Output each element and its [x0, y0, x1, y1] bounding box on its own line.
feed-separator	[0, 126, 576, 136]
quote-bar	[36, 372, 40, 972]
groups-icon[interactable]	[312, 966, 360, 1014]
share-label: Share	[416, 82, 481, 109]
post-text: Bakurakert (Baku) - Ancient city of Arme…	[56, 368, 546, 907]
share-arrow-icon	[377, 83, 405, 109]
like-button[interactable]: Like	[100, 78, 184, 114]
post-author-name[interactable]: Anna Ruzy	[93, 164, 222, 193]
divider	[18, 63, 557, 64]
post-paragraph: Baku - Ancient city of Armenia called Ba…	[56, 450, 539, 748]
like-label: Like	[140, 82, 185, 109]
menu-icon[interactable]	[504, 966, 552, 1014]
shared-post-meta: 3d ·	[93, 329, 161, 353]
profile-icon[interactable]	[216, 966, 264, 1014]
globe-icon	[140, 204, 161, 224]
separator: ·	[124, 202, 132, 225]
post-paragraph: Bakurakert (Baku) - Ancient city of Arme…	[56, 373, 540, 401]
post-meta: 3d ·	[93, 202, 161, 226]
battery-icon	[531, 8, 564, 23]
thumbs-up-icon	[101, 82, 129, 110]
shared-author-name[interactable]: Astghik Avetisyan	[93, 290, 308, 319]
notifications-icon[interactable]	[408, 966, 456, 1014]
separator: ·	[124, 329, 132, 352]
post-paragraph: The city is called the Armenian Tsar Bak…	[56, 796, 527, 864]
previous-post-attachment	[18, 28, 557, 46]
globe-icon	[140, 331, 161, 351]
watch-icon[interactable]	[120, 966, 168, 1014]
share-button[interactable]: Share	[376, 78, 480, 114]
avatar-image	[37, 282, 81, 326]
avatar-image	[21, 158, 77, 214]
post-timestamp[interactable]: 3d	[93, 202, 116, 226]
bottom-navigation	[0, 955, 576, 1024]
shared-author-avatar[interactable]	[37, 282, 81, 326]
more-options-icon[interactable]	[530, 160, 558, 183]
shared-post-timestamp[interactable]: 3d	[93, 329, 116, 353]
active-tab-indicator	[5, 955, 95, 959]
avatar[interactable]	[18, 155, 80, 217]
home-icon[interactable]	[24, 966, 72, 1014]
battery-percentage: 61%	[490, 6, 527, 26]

The problem -> Put the lines above into a JSON list of strings, with one string for each line and any blank lines left out.

Exercise response ->
[
  "Output each element and its [x0, y0, x1, y1] bounding box on its own line.",
  "feed-separator\t[0, 126, 576, 136]",
  "quote-bar\t[36, 372, 40, 972]",
  "groups-icon[interactable]\t[312, 966, 360, 1014]",
  "share-label: Share\t[416, 82, 481, 109]",
  "post-text: Bakurakert (Baku) - Ancient city of Arme…\t[56, 368, 546, 907]",
  "share-arrow-icon\t[377, 83, 405, 109]",
  "like-button[interactable]: Like\t[100, 78, 184, 114]",
  "post-author-name[interactable]: Anna Ruzy\t[93, 164, 222, 193]",
  "divider\t[18, 63, 557, 64]",
  "post-paragraph: Baku - Ancient city of Armenia called Ba…\t[56, 450, 539, 748]",
  "like-label: Like\t[140, 82, 185, 109]",
  "menu-icon[interactable]\t[504, 966, 552, 1014]",
  "shared-post-meta: 3d ·\t[93, 329, 161, 353]",
  "profile-icon[interactable]\t[216, 966, 264, 1014]",
  "globe-icon\t[140, 204, 161, 224]",
  "separator: ·\t[124, 202, 132, 225]",
  "post-paragraph: Bakurakert (Baku) - Ancient city of Arme…\t[56, 373, 540, 401]",
  "post-meta: 3d ·\t[93, 202, 161, 226]",
  "battery-icon\t[531, 8, 564, 23]",
  "thumbs-up-icon\t[101, 82, 129, 110]",
  "shared-author-name[interactable]: Astghik Avetisyan\t[93, 290, 308, 319]",
  "notifications-icon[interactable]\t[408, 966, 456, 1014]",
  "separator: ·\t[124, 329, 132, 352]",
  "post-paragraph: The city is called the Armenian Tsar Bak…\t[56, 796, 527, 864]",
  "previous-post-attachment\t[18, 28, 557, 46]",
  "globe-icon\t[140, 331, 161, 351]",
  "watch-icon[interactable]\t[120, 966, 168, 1014]",
  "share-button[interactable]: Share\t[376, 78, 480, 114]",
  "avatar-image\t[37, 282, 81, 326]",
  "avatar-image\t[21, 158, 77, 214]",
  "post-timestamp[interactable]: 3d\t[93, 202, 116, 226]",
  "bottom-navigation\t[0, 955, 576, 1024]",
  "shared-author-avatar[interactable]\t[37, 282, 81, 326]",
  "more-options-icon[interactable]\t[530, 160, 558, 183]",
  "shared-post-timestamp[interactable]: 3d\t[93, 329, 116, 353]",
  "active-tab-indicator\t[5, 955, 95, 959]",
  "avatar[interactable]\t[18, 155, 80, 217]",
  "home-icon[interactable]\t[24, 966, 72, 1014]",
  "battery-percentage: 61%\t[490, 6, 527, 26]"
]